The records that follow must be reproduced in full, exactly as written.

(begin)

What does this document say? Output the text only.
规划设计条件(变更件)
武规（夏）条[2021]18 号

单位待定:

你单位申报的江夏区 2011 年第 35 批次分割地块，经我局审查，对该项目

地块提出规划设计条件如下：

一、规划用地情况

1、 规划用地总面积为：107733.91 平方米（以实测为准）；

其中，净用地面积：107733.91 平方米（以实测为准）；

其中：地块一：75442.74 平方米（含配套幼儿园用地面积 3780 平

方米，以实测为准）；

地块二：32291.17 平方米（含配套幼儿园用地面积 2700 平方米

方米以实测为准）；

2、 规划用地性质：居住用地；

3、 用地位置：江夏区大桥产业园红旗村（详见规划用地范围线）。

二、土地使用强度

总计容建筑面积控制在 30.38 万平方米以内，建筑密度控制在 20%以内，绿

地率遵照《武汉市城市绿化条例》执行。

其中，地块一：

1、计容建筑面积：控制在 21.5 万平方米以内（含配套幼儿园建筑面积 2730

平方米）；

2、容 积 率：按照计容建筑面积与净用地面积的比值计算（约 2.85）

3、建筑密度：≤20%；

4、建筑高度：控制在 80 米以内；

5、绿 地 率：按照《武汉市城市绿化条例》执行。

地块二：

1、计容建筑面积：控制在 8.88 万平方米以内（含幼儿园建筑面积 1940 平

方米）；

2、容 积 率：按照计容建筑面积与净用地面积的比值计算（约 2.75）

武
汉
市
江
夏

(end)

◆ **Correct output**
What does this document say? Output the text only.
规划设计条件(变更件)
武规（夏）条[2021]18 号

单位待定:

你单位申报的江夏区 2011 年第 35 批次分割地块，经我局审查，对该项目

地块提出规划设计条件如下：

一、规划用地情况

1、 规划用地总面积为：107733.91 平方米（以实测为准）；

其中，净用地面积：107733.91 平方米（以实测为准）；

其中：地块一：75442.74 平方米（含配套幼儿园用地面积 3780 平

方米，以实测为准）；

地块二：32291.17 平方米（含配套幼儿园用地面积 2700 平方米

方米以实测为准）；

2、 规划用地性质：居住用地；

3、 用地位置：江夏区大桥产业园红旗村（详见规划用地范围线）。

二、土地使用强度

总计容建筑面积控制在 30.38 万平方米以内，建筑密度控制在 20%以内，绿

地率遵照《武汉市城市绿化条例》执行。

其中，地块一：

1、计容建筑面积：控制在 21.5 万平方米以内（含配套幼儿园建筑面积 2730

平方米）；

2、容 积 率：按照计容建筑面积与净用地面积的比值计算（约 2.85）

3、建筑密度：≤20%；

4、建筑高度：控制在 80 米以内；

5、绿 地 率：按照《武汉市城市绿化条例》执行。

地块二：

1、计容建筑面积：控制在 8.88 万平方米以内（含幼儿园建筑面积 1940 平

方米）；

2、容 积 率：按照计容建筑面积与净用地面积的比值计算（约 2.75）

武
汉
市
江
夏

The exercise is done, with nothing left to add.